## START Data entries

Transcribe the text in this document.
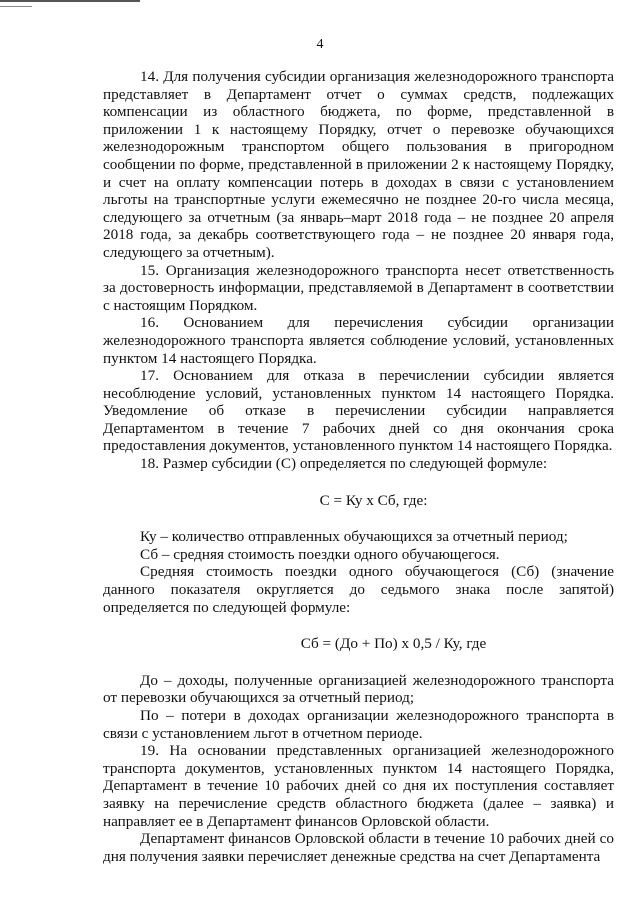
4

14. Для получения субсидии организация железнодорожного транспорта представляет в Департамент отчет о суммах средств, подлежащих компенсации из областного бюджета, по форме, представленной в приложении 1 к настоящему Порядку, отчет о перевозке обучающихся железнодорожным транспортом общего пользования в пригородном сообщении по форме, представленной в приложении 2 к настоящему Порядку, и счет на оплату компенсации потерь в доходах в связи с установлением льготы на транспортные услуги ежемесячно не позднее 20-го числа месяца, следующего за отчетным (за январь–март 2018 года – не позднее 20 апреля 2018 года, за декабрь соответствующего года – не позднее 20 января года, следующего за отчетным).

15. Организация железнодорожного транспорта несет ответственность за достоверность информации, представляемой в Департамент в соответствии с настоящим Порядком.

16. Основанием для перечисления субсидии организации железнодорожного транспорта является соблюдение условий, установленных пунктом 14 настоящего Порядка.

17. Основанием для отказа в перечислении субсидии является несоблюдение условий, установленных пунктом 14 настоящего Порядка. Уведомление об отказе в перечислении субсидии направляется Департаментом в течение 7 рабочих дней со дня окончания срока предоставления документов, установленного пунктом 14 настоящего Порядка.

18. Размер субсидии (С) определяется по следующей формуле:

С = Ку х Сб, где:

Ку – количество отправленных обучающихся за отчетный период;

Сб – средняя стоимость поездки одного обучающегося.

Средняя стоимость поездки одного обучающегося (Сб) (значение данного показателя округляется до седьмого знака после запятой) определяется по следующей формуле:

Сб = (До + По) х 0,5 / Ку, где

До – доходы, полученные организацией железнодорожного транспорта от перевозки обучающихся за отчетный период;

По – потери в доходах организации железнодорожного транспорта в связи с установлением льгот в отчетном периоде.

19. На основании представленных организацией железнодорожного транспорта документов, установленных пунктом 14 настоящего Порядка, Департамент в течение 10 рабочих дней со дня их поступления составляет заявку на перечисление средств областного бюджета (далее – заявка) и направляет ее в Департамент финансов Орловской области.

Департамент финансов Орловской области в течение 10 рабочих дней со дня получения заявки перечисляет денежные средства на счет Департамента
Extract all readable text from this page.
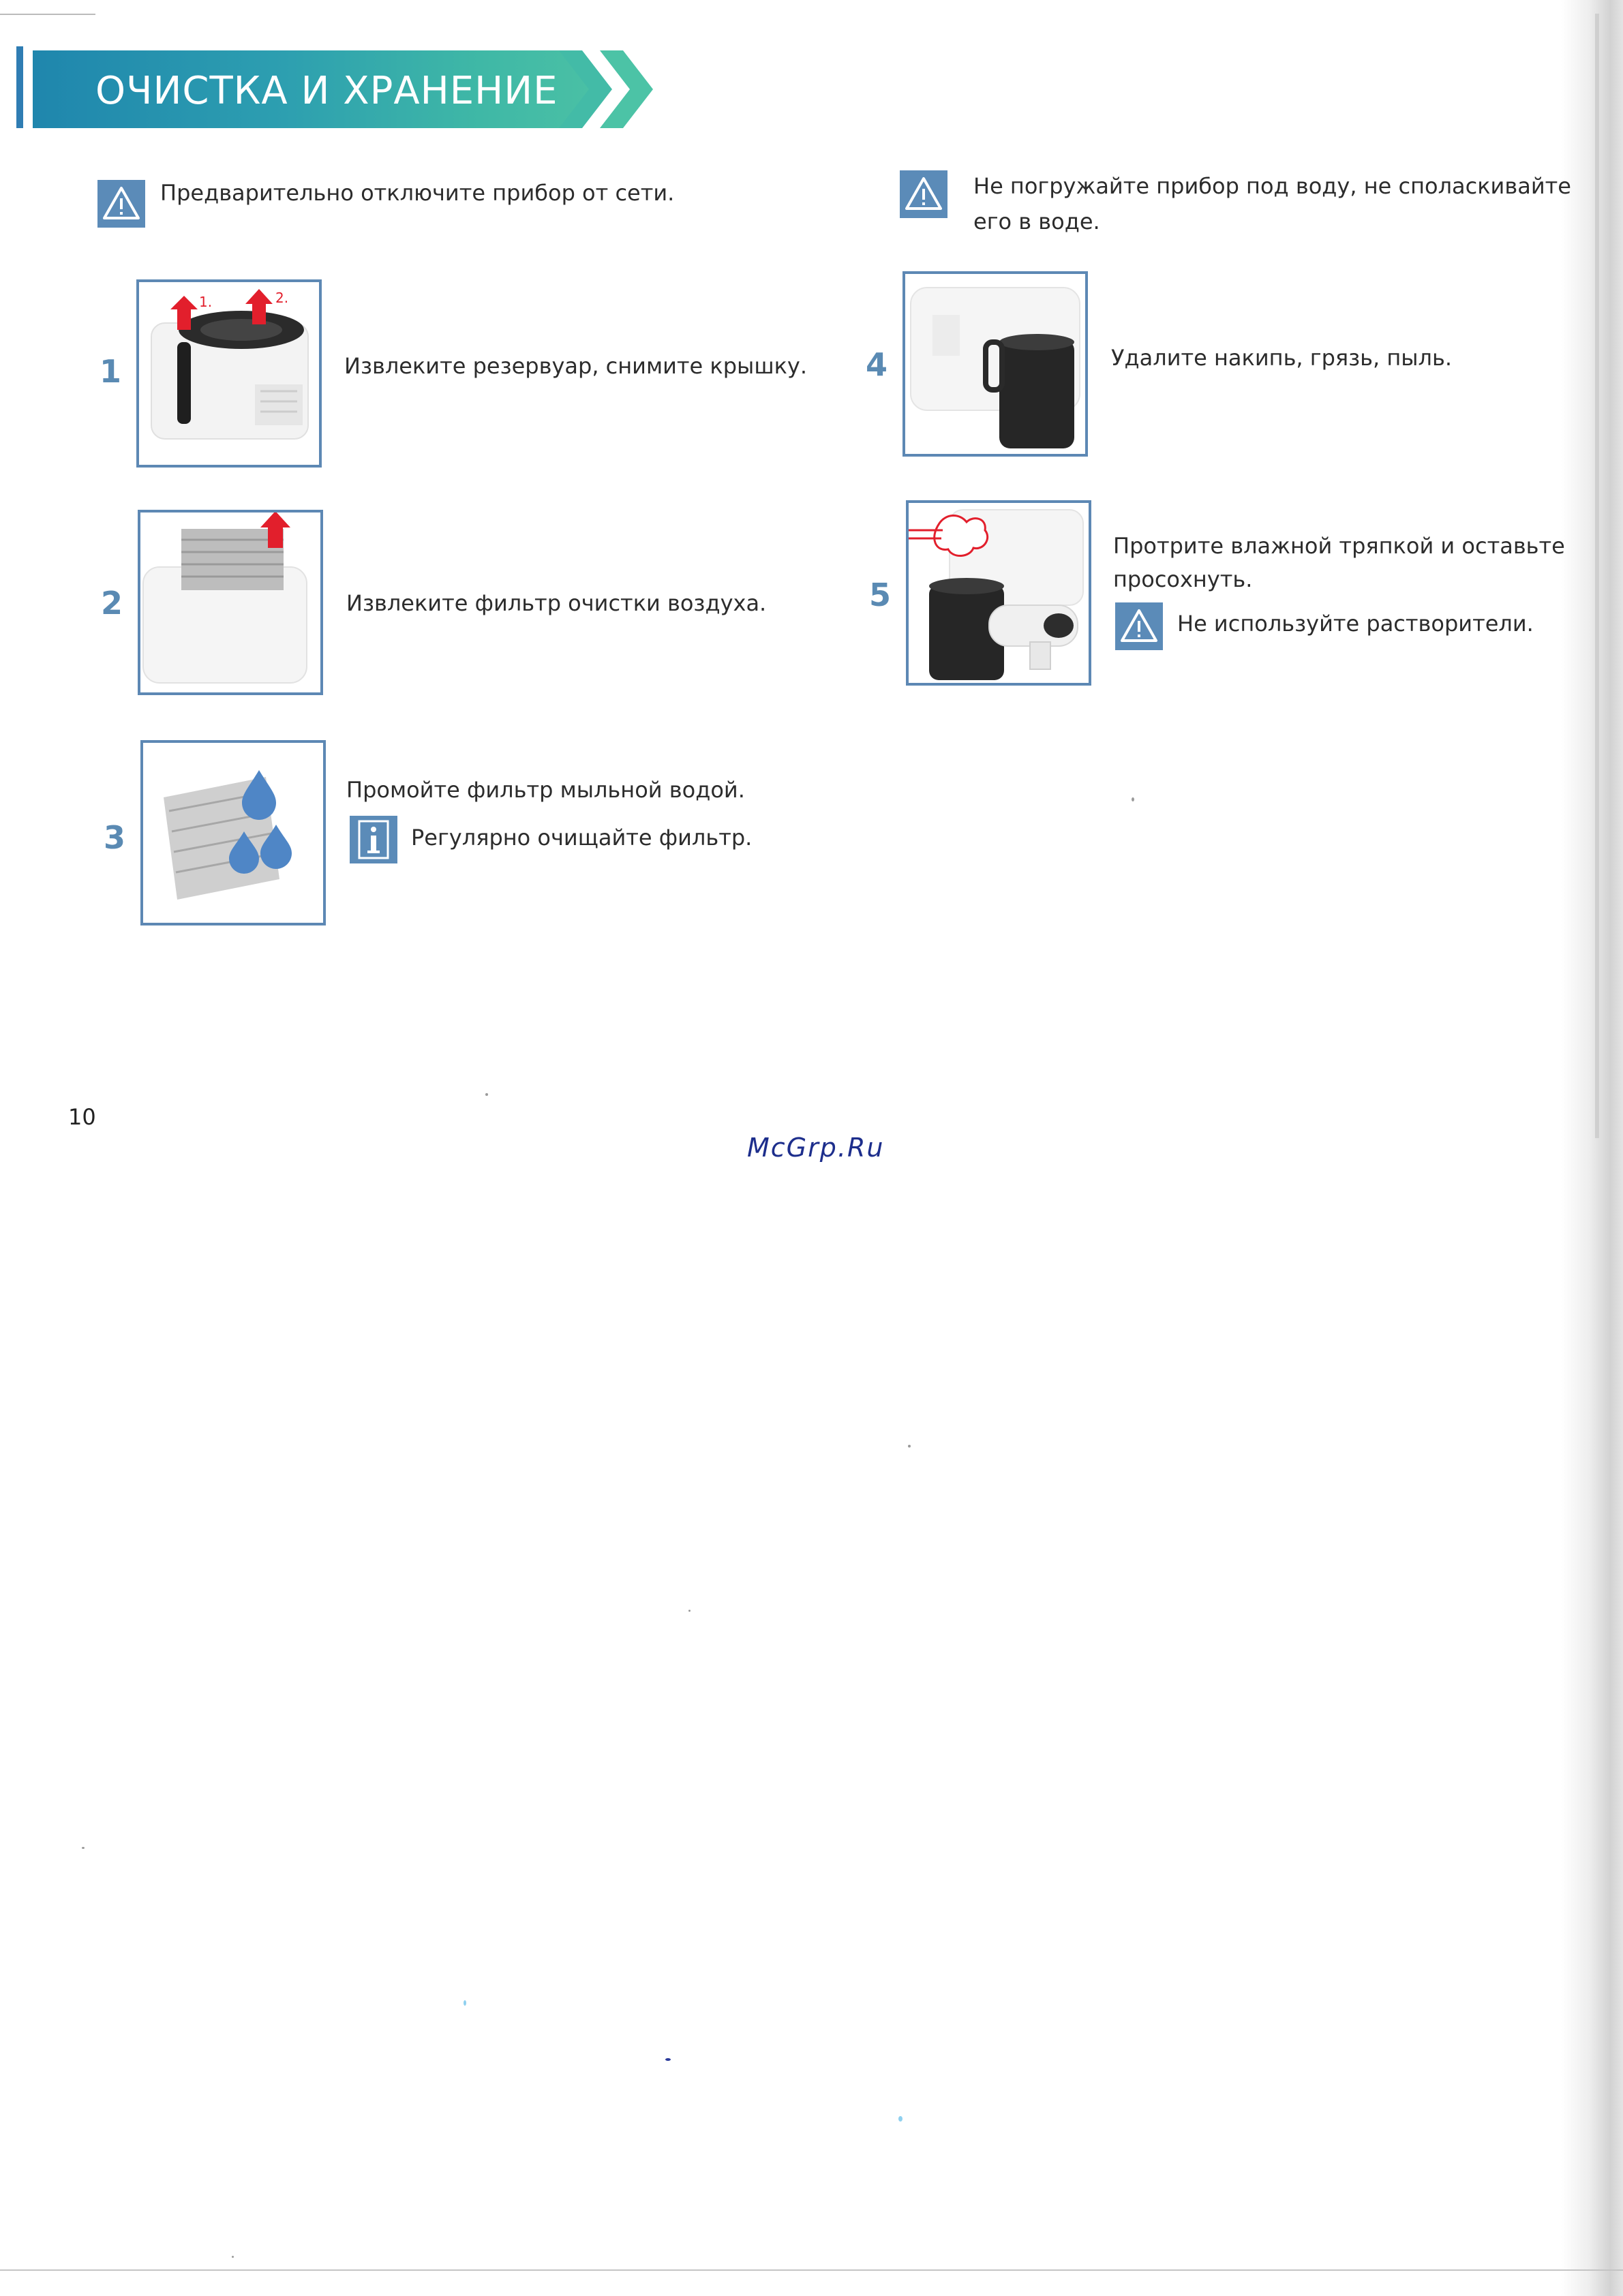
ОЧИСТКА И ХРАНЕНИЕ
Предварительно отключите прибор от сети.	Не погружайте прибор под воду, не споласкивайте
его в воде.
1
1.	2.
Извлеките резервуар, снимите крышку.
2	Извлеките фильтр очистки воздуха.
3
Промойте фильтр мыльной водой.
Регулярно очищайте фильтр.
4	Удалите накипь, грязь, пыль.
5
Протрите влажной тряпкой и оставьте
просохнуть.
Не используйте растворители.
10
McGrp.Ru
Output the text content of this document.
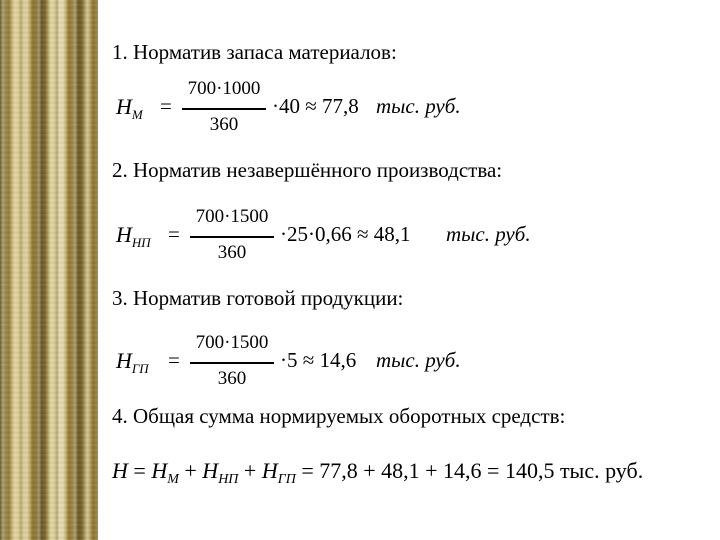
1. Норматив запаса материалов:
$Н_М$ =
700·1000
360
·40 ≈ 77,8 тыс. руб.
2. Норматив незавершённого производства:
$Н_{НП}$ =
700·1500
360
·25·0,66 ≈ 48,1 тыс. руб.
3. Норматив готовой продукции:
$Н_{ГП}$ =
700·1500
360
·5 ≈ 14,6 тыс. руб.
4. Общая сумма нормируемых оборотных средств:
$Н = Н_М + Н_{НП} + Н_{ГП} = 77,8 + 48,1 + 14,6 = 140,5$ тыс. руб.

## END Data entries

● **Problem**:
Reproduce the full listing above verbatim, with no pictures included.

● **Exercise output**:
Transcribe the text in this document.
4

14. Для получения субсидии организация железнодорожного транспорта представляет в Департамент отчет о суммах средств, подлежащих компенсации из областного бюджета, по форме, представленной в приложении 1 к настоящему Порядку, отчет о перевозке обучающихся железнодорожным транспортом общего пользования в пригородном сообщении по форме, представленной в приложении 2 к настоящему Порядку, и счет на оплату компенсации потерь в доходах в связи с установлением льготы на транспортные услуги ежемесячно не позднее 20-го числа месяца, следующего за отчетным (за январь–март 2018 года – не позднее 20 апреля 2018 года, за декабрь соответствующего года – не позднее 20 января года, следующего за отчетным).

15. Организация железнодорожного транспорта несет ответственность за достоверность информации, представляемой в Департамент в соответствии с настоящим Порядком.

16. Основанием для перечисления субсидии организации железнодорожного транспорта является соблюдение условий, установленных пунктом 14 настоящего Порядка.

17. Основанием для отказа в перечислении субсидии является несоблюдение условий, установленных пунктом 14 настоящего Порядка. Уведомление об отказе в перечислении субсидии направляется Департаментом в течение 7 рабочих дней со дня окончания срока предоставления документов, установленного пунктом 14 настоящего Порядка.

18. Размер субсидии (С) определяется по следующей формуле:

С = Ку х Сб, где:

Ку – количество отправленных обучающихся за отчетный период;

Сб – средняя стоимость поездки одного обучающегося.

Средняя стоимость поездки одного обучающегося (Сб) (значение данного показателя округляется до седьмого знака после запятой) определяется по следующей формуле:

Сб = (До + По) х 0,5 / Ку, где

До – доходы, полученные организацией железнодорожного транспорта от перевозки обучающихся за отчетный период;

По – потери в доходах организации железнодорожного транспорта в связи с установлением льгот в отчетном периоде.

19. На основании представленных организацией железнодорожного транспорта документов, установленных пунктом 14 настоящего Порядка, Департамент в течение 10 рабочих дней со дня их поступления составляет заявку на перечисление средств областного бюджета (далее – заявка) и направляет ее в Департамент финансов Орловской области.

Департамент финансов Орловской области в течение 10 рабочих дней со дня получения заявки перечисляет денежные средства на счет Департамента
Extract all readable text from this page.
ОЧИСТКА И ХРАНЕНИЕ
Предварительно отключите прибор от сети.	Не погружайте прибор под воду, не споласкивайте
его в воде.
1
1.	2.
Извлеките резервуар, снимите крышку.
2	Извлеките фильтр очистки воздуха.
3
Промойте фильтр мыльной водой.
Регулярно очищайте фильтр.
4	Удалите накипь, грязь, пыль.
5
Протрите влажной тряпкой и оставьте
просохнуть.
Не используйте растворители.
10
McGrp.Ru
Output the text content of this document.
1. Норматив запаса материалов:
$Н_М$ =
700·1000
360
·40 ≈ 77,8 тыс. руб.
2. Норматив незавершённого производства:
$Н_{НП}$ =
700·1500
360
·25·0,66 ≈ 48,1 тыс. руб.
3. Норматив готовой продукции:
$Н_{ГП}$ =
700·1500
360
·5 ≈ 14,6 тыс. руб.
4. Общая сумма нормируемых оборотных средств:
$Н = Н_М + Н_{НП} + Н_{ГП} = 77,8 + 48,1 + 14,6 = 140,5$ тыс. руб.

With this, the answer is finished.